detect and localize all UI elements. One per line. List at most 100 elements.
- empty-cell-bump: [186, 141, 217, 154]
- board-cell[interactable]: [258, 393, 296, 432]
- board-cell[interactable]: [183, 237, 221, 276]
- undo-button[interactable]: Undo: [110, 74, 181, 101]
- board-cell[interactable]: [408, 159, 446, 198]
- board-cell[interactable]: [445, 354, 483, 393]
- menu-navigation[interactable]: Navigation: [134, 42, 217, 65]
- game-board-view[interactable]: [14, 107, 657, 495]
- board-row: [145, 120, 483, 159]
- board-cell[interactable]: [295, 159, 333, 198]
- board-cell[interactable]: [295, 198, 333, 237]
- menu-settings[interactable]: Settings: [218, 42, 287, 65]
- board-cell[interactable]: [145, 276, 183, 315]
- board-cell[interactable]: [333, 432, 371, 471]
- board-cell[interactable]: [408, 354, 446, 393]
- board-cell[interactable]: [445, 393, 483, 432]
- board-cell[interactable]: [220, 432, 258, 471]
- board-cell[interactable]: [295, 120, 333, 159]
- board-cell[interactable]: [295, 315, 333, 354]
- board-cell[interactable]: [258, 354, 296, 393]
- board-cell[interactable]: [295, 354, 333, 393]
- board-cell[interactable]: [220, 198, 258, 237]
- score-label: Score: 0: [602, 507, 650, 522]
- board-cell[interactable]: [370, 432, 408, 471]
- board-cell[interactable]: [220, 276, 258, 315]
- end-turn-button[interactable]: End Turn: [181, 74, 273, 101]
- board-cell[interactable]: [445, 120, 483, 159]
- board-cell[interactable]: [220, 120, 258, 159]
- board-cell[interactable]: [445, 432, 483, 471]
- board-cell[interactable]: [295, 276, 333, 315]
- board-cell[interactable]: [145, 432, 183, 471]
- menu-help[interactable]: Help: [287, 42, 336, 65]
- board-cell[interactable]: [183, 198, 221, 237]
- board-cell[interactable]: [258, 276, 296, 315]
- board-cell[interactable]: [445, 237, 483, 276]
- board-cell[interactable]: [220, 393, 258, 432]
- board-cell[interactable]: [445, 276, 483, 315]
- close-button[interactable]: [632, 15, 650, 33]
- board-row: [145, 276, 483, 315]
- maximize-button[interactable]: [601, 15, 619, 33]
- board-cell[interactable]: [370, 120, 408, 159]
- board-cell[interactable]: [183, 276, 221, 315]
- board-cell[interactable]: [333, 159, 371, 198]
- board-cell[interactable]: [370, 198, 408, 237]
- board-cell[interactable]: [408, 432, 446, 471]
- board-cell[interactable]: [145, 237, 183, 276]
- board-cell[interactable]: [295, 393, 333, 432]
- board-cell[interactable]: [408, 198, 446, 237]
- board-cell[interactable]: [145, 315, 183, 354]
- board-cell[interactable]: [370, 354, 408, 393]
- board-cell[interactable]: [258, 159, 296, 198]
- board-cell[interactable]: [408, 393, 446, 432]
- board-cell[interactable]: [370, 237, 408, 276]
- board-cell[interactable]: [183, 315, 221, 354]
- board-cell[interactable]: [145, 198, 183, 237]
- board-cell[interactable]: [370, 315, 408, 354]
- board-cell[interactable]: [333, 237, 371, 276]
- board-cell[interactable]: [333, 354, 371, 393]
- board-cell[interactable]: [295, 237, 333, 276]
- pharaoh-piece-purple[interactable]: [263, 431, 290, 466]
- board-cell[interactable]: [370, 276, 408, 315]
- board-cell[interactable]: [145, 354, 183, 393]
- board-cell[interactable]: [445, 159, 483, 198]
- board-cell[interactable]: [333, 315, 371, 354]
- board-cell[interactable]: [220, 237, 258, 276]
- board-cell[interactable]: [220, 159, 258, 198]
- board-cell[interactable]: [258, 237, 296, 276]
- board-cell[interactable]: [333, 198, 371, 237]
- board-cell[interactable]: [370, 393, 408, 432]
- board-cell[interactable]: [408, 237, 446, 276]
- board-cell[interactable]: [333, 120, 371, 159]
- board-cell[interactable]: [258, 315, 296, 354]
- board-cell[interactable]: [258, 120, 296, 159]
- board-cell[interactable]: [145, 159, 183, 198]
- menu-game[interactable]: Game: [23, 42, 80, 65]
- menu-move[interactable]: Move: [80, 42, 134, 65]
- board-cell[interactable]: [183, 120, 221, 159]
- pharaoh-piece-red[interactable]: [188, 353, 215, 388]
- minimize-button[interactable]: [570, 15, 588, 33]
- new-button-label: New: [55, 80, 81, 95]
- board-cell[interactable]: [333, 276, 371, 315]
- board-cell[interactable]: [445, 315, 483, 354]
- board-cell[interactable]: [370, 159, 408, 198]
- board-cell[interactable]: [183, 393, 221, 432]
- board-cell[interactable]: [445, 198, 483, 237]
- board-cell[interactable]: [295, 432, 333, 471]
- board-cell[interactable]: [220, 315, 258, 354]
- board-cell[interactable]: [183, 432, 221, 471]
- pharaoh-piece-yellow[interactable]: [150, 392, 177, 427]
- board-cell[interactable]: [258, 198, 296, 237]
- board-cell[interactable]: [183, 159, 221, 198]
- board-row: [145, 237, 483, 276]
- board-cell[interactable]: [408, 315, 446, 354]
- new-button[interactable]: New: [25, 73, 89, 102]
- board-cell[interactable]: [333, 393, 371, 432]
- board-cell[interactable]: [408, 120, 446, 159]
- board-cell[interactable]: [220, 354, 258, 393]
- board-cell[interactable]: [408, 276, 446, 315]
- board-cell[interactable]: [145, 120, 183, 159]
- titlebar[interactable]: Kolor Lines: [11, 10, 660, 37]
* * *
## TASK OBJECTIVE
Reproduce the rows above word for word. Begin at their first line, and stop after the line that contains "- board-cell[interactable]: [408, 354, 446, 393]", including that line.

## EXERCISE ANSWER
detect and localize all UI elements. One per line. List at most 100 elements.
- empty-cell-bump: [186, 141, 217, 154]
- board-cell[interactable]: [258, 393, 296, 432]
- board-cell[interactable]: [183, 237, 221, 276]
- undo-button[interactable]: Undo: [110, 74, 181, 101]
- board-cell[interactable]: [408, 159, 446, 198]
- board-cell[interactable]: [445, 354, 483, 393]
- menu-navigation[interactable]: Navigation: [134, 42, 217, 65]
- game-board-view[interactable]: [14, 107, 657, 495]
- board-row: [145, 120, 483, 159]
- board-cell[interactable]: [295, 159, 333, 198]
- board-cell[interactable]: [295, 198, 333, 237]
- menu-settings[interactable]: Settings: [218, 42, 287, 65]
- board-cell[interactable]: [145, 276, 183, 315]
- board-cell[interactable]: [333, 432, 371, 471]
- board-cell[interactable]: [408, 354, 446, 393]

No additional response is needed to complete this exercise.